Given problem = Each line that holds the string "auxiliary" counts once; say how many such lines there are and add nothing.

Available data =
● ● ● ● ● ● ●
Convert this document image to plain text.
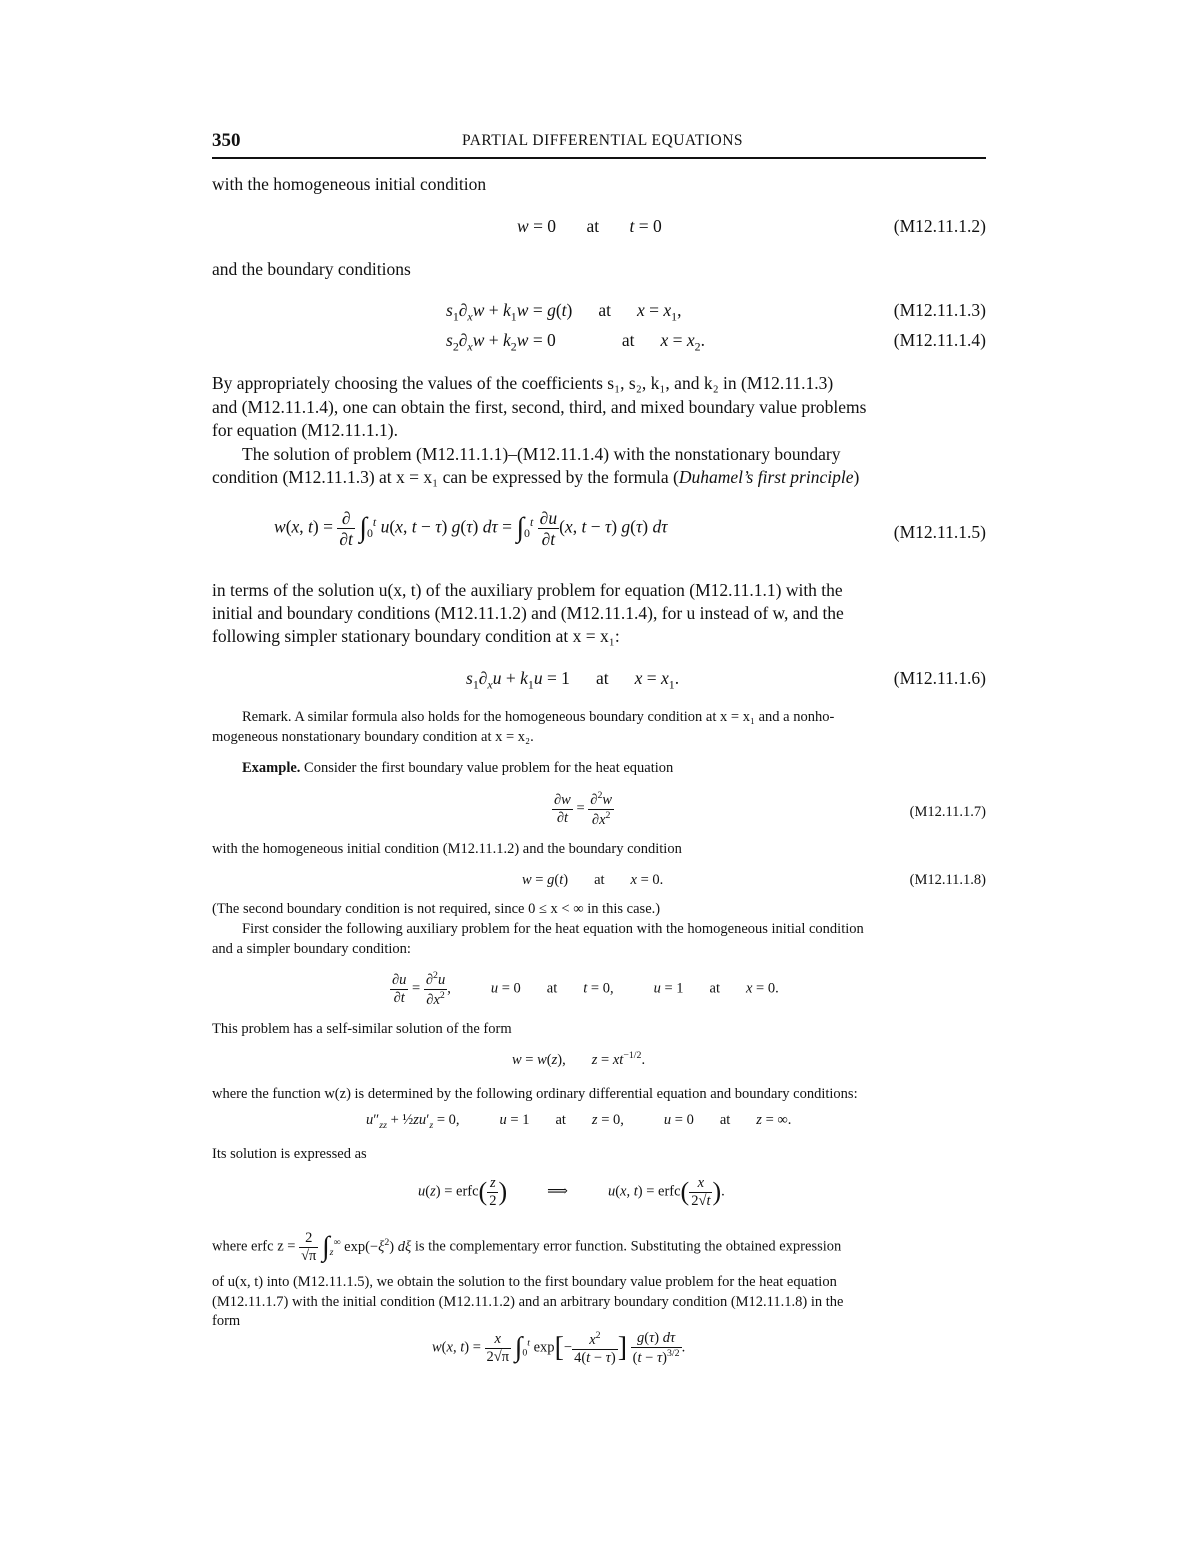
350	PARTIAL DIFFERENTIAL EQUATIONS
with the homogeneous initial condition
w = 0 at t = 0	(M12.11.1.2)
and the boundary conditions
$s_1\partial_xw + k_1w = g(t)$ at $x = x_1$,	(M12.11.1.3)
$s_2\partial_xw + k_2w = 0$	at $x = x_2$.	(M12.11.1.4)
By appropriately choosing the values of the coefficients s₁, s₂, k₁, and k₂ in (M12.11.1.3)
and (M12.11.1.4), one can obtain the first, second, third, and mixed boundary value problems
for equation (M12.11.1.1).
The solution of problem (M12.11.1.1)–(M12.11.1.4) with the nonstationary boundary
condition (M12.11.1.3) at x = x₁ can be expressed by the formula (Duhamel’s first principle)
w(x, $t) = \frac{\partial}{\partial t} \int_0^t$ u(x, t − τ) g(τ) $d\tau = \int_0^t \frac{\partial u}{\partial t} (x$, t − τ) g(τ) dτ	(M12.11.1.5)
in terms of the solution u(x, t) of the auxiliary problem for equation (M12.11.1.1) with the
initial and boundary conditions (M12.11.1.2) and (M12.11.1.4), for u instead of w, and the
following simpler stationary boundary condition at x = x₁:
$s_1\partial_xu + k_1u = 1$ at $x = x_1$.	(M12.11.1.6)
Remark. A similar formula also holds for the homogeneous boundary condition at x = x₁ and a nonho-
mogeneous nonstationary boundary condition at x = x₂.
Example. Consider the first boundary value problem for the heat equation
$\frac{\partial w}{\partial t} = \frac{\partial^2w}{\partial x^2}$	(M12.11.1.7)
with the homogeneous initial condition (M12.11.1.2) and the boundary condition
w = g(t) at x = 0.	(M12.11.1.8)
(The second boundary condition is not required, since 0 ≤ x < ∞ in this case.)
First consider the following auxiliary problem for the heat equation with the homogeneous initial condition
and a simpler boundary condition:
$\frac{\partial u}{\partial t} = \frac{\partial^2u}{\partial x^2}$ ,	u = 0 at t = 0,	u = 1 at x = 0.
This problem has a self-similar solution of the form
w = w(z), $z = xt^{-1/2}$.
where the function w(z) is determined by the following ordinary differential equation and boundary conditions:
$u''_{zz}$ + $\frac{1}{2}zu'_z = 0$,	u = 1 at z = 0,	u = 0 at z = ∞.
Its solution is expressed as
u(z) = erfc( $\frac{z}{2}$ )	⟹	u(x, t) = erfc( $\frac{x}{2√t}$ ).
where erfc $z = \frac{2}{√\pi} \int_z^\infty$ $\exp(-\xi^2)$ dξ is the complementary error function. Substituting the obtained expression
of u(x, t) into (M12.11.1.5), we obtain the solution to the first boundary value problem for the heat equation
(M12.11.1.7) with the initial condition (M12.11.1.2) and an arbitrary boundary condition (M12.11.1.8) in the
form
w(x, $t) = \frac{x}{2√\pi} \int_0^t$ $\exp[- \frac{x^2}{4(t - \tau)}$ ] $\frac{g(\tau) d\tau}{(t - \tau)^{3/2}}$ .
● ● ● ● ● ● ●
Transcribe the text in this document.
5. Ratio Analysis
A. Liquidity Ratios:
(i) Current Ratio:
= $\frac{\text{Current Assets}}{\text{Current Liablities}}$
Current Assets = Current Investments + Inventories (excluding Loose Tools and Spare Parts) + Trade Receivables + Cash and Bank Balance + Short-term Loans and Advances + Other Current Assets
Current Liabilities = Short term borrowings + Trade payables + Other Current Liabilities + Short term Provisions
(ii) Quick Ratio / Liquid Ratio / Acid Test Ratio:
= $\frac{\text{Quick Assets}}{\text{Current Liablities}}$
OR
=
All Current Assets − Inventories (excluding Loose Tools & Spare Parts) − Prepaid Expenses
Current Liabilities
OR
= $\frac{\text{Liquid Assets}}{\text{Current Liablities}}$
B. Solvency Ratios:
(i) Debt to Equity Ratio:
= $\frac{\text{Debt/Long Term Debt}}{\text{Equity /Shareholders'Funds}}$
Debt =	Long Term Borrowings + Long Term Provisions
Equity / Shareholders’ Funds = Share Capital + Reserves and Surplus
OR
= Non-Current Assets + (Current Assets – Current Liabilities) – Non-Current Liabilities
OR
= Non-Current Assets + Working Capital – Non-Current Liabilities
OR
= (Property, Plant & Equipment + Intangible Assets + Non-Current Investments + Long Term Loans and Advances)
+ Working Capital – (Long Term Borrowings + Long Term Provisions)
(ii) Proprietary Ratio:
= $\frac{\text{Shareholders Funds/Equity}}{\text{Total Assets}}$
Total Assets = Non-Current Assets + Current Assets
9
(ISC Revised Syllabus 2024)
● ● ● ● ● ● ●
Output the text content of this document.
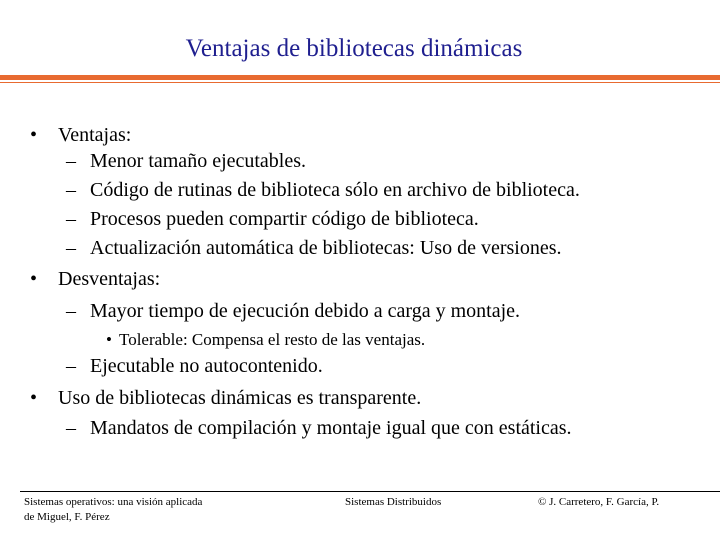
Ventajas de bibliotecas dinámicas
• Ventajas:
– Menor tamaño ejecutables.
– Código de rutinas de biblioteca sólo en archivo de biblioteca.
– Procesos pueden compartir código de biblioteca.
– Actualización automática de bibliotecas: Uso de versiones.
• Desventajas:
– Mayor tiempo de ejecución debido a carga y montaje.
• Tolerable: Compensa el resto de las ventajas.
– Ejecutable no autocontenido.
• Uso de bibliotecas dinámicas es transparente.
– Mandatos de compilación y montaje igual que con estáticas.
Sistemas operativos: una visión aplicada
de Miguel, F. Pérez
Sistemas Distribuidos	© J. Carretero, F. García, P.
● ● ● ● ● ● ●
Final result = 2